Excerpt to read —
--- START ---

Use this file to discover all available pages before exploring further.

Timeful is a classic three-tier web application: a Vue 2 single-page app communicates with a Go REST API, which in turn reads and writes to MongoDB. In the Docker Compose setup the three tiers run as isolated containers on a private bridge network; the frontend port (3002) and the MongoDB port (27017) are published to the host, while the backend API port is internal-only. Understanding this layout is useful whether you are debugging a deployment, contributing a feature, or integrating with the API.

Docker Architecture

The default docker-compose.yml defines three services that communicate over the timeful-network bridge:
Host machine
├── port 3002 ──► timeful-frontend  (Nginx, port 80 internal)
│                      │
│                      │ proxy /api/* → http://backend:3002
│                      ▼
│                 timeful-backend   (Go/Gin, port 3002, internal only)
│                      │
│                      │ mongodb://mongodb:27017
│                      ▼
└── port 27017 ─► timeful-mongodb   (MongoDB 6.0, port 27017 published to host)
In the Docker Compose layout, the backend’s port 3002 is declared with expose (container-internal only), while the frontend binds to 0.0.0.0:3002 on the host and MongoDB binds to 0.0.0.0:27017. The Go server detects the absence of ../frontend/dist at startup and switches to API-only mode, returning a JSON 404 for any non-API route.

--- END ---

What is asked —
According to the Timeful architecture overview, what does the Go server do when it finds no ../frontend/dist at startup?

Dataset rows
--- START ---

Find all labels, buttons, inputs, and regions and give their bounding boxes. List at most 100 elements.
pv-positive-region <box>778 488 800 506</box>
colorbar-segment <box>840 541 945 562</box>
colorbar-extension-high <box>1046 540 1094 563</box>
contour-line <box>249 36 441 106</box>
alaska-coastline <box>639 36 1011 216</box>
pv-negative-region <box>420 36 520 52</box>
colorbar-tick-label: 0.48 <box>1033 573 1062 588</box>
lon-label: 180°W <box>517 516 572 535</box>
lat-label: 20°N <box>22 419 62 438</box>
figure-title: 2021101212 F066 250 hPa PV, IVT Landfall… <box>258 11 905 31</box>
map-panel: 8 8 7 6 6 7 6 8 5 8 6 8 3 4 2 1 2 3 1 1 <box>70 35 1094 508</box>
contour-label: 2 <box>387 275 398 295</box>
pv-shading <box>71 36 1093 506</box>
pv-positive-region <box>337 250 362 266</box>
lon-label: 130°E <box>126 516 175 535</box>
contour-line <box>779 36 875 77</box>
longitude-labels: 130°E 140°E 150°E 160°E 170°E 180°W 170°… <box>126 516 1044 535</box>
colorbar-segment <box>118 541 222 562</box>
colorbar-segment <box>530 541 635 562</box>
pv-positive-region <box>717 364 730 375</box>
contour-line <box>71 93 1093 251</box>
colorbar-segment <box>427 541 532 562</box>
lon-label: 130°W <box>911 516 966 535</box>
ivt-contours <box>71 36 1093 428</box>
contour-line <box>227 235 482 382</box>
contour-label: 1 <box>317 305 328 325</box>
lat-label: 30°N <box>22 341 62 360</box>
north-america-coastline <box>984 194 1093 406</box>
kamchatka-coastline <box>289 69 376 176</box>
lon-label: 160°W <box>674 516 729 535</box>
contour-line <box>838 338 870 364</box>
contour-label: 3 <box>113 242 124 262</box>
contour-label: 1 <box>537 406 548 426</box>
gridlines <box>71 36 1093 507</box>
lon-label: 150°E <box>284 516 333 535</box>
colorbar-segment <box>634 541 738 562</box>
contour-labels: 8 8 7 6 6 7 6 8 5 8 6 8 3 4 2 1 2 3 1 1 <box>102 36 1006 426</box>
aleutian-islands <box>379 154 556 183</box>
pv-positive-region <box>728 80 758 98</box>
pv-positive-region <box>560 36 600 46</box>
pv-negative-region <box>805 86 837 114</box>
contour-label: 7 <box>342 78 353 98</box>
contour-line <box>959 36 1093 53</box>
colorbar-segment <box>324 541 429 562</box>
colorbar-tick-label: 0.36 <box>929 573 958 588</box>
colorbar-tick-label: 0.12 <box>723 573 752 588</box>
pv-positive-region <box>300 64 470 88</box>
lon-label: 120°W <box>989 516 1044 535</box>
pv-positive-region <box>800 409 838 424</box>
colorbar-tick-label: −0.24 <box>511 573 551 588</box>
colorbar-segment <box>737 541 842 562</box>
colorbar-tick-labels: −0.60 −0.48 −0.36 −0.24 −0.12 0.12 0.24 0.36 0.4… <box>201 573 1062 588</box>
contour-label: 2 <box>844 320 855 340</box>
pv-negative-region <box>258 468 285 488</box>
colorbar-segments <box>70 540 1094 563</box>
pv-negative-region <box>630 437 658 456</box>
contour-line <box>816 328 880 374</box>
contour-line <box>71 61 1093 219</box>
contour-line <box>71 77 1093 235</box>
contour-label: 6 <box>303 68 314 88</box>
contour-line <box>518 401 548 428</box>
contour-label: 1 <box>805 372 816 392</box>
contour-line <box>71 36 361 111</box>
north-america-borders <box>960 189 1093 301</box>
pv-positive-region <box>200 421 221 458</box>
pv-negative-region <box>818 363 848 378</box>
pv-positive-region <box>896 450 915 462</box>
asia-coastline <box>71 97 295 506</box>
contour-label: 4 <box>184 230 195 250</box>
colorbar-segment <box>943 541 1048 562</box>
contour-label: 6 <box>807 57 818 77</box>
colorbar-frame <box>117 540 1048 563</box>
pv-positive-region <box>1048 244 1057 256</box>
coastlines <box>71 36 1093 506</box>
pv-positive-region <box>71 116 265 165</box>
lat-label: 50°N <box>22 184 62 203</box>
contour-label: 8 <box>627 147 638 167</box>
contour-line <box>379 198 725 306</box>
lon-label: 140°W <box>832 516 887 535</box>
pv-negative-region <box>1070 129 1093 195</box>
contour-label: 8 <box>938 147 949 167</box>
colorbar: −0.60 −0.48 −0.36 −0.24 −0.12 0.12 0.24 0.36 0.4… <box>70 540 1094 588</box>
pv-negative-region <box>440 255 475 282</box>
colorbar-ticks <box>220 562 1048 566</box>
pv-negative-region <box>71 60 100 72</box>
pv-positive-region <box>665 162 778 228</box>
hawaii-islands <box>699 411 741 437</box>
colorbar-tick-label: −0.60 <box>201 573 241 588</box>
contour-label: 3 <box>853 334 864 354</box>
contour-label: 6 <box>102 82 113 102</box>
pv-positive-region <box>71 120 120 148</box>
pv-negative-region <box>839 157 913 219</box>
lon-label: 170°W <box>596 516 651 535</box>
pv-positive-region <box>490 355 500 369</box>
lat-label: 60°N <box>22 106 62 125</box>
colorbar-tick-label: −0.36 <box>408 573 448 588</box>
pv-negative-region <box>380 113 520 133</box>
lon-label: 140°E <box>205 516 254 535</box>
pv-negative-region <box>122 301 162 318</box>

--- END ---

Task solution —
It switches to API-only mode and returns a JSON 404 for any non-API route.